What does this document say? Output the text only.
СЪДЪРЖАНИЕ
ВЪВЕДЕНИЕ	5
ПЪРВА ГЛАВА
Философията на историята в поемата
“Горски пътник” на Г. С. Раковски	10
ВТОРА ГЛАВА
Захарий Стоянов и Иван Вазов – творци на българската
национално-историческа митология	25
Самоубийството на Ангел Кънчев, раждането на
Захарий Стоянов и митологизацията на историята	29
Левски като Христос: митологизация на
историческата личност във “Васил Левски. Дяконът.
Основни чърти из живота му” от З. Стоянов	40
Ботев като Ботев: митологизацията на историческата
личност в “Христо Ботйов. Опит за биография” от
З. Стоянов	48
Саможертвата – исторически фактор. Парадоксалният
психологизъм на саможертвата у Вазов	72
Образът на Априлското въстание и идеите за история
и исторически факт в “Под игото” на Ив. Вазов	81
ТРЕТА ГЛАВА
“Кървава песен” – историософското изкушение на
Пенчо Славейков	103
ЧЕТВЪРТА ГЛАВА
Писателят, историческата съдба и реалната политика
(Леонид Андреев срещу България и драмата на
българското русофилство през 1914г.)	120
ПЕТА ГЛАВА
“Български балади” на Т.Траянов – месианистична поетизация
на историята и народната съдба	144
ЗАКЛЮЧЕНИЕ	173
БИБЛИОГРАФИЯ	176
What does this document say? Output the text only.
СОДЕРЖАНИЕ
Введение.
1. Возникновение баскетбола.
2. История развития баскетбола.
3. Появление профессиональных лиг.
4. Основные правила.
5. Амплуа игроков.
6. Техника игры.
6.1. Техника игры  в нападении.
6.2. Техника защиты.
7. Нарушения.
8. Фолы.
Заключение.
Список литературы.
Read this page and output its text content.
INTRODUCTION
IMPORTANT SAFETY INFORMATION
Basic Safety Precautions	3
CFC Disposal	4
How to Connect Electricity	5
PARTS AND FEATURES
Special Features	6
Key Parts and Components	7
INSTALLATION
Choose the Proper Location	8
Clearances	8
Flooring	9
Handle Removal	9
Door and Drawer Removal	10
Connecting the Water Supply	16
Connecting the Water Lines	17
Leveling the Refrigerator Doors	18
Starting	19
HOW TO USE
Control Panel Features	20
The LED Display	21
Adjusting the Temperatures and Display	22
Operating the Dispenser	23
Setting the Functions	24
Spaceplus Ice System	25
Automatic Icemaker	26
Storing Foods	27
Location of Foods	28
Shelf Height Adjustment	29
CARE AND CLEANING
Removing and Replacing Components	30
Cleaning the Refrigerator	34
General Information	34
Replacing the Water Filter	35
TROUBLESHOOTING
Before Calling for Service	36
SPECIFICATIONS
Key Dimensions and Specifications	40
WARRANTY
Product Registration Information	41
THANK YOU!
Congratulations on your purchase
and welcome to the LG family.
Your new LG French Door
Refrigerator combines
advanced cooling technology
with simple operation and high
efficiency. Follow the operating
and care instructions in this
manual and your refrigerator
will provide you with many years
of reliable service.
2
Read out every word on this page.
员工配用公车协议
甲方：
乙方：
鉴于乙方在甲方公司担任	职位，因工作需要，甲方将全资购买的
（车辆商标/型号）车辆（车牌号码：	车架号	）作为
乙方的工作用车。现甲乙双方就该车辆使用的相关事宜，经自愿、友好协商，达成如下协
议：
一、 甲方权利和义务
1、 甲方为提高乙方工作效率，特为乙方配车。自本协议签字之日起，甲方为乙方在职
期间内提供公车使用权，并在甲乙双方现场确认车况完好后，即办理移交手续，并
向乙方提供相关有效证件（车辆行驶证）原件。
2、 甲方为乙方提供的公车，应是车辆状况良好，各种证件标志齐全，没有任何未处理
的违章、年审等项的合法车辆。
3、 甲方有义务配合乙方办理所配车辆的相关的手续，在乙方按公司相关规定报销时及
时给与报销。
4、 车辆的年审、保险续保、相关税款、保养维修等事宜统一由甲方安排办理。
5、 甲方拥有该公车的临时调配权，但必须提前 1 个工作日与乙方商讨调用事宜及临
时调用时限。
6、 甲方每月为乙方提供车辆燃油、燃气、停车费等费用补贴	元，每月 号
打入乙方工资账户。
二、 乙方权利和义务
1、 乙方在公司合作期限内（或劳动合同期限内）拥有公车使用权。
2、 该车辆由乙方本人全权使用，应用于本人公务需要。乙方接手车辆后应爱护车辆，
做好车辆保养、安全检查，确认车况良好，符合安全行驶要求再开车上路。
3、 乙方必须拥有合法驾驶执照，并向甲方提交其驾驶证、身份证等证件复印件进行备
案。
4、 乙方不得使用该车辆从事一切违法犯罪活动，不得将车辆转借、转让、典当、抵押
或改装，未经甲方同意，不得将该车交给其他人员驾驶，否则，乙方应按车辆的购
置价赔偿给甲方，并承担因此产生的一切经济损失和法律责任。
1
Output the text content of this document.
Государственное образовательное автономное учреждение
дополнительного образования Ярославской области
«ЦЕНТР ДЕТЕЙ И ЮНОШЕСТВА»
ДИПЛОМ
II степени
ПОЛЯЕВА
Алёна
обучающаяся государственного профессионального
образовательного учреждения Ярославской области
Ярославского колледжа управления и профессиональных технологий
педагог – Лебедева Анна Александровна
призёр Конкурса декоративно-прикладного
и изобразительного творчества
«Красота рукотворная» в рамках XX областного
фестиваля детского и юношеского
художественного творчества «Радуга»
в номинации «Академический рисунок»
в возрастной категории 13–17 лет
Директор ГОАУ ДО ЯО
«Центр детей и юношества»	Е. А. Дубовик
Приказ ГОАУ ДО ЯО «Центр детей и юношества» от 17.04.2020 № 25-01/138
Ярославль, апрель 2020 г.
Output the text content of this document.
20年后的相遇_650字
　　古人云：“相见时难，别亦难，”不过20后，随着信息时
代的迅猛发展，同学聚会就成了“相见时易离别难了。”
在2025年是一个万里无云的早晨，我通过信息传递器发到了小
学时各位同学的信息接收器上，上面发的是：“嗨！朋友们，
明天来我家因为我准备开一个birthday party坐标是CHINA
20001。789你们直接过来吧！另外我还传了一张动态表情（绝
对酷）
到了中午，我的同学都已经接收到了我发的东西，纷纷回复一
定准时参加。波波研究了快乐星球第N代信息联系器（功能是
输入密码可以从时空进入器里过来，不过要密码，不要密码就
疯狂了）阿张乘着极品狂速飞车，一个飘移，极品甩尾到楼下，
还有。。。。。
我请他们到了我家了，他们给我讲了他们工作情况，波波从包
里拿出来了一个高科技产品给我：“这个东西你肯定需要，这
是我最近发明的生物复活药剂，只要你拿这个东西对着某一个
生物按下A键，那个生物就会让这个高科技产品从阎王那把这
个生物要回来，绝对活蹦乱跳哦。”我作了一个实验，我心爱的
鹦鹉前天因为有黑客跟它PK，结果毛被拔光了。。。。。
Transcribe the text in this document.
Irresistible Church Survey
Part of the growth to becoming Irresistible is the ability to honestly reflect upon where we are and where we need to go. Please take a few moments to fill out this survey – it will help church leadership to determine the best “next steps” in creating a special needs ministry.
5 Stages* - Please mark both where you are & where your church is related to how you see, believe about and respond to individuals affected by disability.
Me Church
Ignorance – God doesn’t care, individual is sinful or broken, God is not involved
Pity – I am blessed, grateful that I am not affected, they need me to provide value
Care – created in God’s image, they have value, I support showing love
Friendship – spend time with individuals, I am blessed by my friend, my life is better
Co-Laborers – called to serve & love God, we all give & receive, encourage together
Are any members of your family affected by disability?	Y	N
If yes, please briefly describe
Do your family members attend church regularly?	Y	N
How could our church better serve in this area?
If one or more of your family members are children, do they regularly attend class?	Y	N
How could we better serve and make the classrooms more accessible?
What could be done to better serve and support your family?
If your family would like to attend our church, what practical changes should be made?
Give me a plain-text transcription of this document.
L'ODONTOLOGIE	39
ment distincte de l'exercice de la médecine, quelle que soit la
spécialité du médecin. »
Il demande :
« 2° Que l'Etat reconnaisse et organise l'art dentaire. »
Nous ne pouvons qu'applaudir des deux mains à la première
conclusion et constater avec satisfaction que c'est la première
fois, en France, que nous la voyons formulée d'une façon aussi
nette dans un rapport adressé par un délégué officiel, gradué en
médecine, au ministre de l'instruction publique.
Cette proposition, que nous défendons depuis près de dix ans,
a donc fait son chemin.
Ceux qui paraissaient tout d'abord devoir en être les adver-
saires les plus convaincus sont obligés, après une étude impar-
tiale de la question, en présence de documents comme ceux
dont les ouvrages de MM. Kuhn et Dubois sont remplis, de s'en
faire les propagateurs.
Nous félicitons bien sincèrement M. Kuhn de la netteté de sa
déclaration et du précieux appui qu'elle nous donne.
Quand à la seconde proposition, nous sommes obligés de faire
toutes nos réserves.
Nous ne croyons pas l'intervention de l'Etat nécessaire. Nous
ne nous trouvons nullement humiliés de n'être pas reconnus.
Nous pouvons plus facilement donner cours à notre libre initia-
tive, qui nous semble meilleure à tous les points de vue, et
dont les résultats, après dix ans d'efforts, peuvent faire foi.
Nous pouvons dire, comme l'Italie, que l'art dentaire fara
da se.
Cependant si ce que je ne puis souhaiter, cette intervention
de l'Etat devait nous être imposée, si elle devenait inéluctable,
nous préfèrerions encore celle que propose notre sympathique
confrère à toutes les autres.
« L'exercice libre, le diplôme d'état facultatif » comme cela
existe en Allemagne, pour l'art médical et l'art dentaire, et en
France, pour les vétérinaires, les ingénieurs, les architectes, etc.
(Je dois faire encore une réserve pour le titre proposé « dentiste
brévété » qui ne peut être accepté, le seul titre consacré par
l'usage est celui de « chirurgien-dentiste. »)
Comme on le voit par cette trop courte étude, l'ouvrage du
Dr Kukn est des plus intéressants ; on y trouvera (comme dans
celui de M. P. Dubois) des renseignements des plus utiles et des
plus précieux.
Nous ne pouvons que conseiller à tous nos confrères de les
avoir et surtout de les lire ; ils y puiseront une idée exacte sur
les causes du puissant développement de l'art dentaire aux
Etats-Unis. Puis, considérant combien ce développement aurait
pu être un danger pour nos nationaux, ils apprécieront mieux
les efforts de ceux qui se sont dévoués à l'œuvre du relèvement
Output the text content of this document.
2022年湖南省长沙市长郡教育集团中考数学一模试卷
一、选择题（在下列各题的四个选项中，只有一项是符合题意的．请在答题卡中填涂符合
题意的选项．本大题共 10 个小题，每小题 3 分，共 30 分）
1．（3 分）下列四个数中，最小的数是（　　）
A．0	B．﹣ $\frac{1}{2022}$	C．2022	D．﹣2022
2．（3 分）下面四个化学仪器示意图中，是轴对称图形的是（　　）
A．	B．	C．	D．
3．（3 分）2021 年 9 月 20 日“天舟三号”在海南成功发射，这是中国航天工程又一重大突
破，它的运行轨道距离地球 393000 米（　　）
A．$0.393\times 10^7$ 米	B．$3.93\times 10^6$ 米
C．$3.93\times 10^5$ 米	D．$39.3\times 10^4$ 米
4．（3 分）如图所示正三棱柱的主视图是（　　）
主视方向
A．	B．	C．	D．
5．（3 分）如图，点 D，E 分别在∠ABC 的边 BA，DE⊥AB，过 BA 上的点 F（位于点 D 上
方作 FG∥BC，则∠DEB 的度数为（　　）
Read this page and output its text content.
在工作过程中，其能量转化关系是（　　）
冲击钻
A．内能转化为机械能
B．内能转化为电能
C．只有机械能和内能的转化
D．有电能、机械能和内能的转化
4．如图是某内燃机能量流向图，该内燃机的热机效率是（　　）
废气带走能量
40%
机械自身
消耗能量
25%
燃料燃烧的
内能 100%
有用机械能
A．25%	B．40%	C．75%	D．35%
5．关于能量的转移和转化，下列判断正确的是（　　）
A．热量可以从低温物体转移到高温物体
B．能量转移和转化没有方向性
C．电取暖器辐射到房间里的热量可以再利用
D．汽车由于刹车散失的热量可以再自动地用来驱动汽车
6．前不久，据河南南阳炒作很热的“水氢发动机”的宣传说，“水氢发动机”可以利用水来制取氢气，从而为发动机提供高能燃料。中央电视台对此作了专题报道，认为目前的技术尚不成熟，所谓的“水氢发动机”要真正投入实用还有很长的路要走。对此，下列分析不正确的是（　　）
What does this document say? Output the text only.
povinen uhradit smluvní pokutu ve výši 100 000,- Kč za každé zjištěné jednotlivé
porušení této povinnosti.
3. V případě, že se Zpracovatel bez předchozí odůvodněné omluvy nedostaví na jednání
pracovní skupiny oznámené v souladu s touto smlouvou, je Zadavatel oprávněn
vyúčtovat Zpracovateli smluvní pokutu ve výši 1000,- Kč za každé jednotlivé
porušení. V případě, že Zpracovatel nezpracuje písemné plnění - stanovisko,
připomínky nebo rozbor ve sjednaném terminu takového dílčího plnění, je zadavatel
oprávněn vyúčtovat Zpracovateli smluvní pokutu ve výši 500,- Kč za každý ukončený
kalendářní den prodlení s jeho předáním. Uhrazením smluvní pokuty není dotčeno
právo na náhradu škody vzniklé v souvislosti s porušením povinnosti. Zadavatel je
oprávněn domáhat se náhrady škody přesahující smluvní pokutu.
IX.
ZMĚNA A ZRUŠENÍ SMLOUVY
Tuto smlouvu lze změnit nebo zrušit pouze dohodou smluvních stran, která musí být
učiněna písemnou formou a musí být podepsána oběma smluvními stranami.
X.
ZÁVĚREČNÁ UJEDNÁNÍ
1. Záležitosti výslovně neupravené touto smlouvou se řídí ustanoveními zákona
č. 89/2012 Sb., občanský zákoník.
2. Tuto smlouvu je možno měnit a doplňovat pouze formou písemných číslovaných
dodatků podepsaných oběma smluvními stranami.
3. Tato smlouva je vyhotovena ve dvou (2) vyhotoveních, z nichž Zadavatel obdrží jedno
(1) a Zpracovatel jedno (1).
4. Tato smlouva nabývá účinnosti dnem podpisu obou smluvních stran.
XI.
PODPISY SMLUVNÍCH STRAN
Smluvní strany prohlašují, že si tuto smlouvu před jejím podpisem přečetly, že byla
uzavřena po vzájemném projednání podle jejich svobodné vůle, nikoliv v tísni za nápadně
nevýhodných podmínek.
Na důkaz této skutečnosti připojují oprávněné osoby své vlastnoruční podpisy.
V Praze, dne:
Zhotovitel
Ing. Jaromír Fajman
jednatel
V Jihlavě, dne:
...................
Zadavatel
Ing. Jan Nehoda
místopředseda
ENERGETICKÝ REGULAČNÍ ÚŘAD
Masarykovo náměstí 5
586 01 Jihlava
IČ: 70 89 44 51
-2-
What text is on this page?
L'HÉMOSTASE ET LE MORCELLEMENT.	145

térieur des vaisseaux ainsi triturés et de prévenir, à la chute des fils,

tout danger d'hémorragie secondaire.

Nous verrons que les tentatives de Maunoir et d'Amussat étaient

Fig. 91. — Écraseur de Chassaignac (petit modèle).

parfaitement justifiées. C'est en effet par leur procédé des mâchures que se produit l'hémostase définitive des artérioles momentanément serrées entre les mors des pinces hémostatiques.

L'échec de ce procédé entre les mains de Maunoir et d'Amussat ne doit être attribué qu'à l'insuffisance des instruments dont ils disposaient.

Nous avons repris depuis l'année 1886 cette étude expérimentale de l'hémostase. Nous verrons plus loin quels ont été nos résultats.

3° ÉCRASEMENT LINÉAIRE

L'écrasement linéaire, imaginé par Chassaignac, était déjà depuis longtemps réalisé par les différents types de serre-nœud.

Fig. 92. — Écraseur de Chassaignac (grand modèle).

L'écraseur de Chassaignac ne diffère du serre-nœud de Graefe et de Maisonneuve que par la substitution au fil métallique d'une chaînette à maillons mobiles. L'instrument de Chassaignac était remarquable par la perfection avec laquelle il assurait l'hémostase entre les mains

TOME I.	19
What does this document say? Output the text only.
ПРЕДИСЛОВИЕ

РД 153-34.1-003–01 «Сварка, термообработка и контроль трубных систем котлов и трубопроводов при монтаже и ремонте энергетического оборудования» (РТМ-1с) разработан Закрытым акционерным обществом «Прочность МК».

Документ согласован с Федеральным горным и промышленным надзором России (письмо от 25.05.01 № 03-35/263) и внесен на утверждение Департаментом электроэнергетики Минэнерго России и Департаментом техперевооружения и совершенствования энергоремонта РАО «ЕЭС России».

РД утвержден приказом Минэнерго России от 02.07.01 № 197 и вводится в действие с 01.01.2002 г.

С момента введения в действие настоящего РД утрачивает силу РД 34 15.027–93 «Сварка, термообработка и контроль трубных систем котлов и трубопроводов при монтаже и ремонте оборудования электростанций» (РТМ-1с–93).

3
====================
- _GIVEN INSTRUCTION_: Show the lines where the word "smlouvu" appears in the entries.

- _ANSWER TO THIS TASK_:
Tuto smlouvu lze změnit nebo zrušit pouze dohodou smluvních stran, která musí být
2. Tuto smlouvu je možno měnit a doplňovat pouze formou písemných číslovaných
Smluvní strany prohlašují, že si tuto smlouvu před jejím podpisem přečetly, že byla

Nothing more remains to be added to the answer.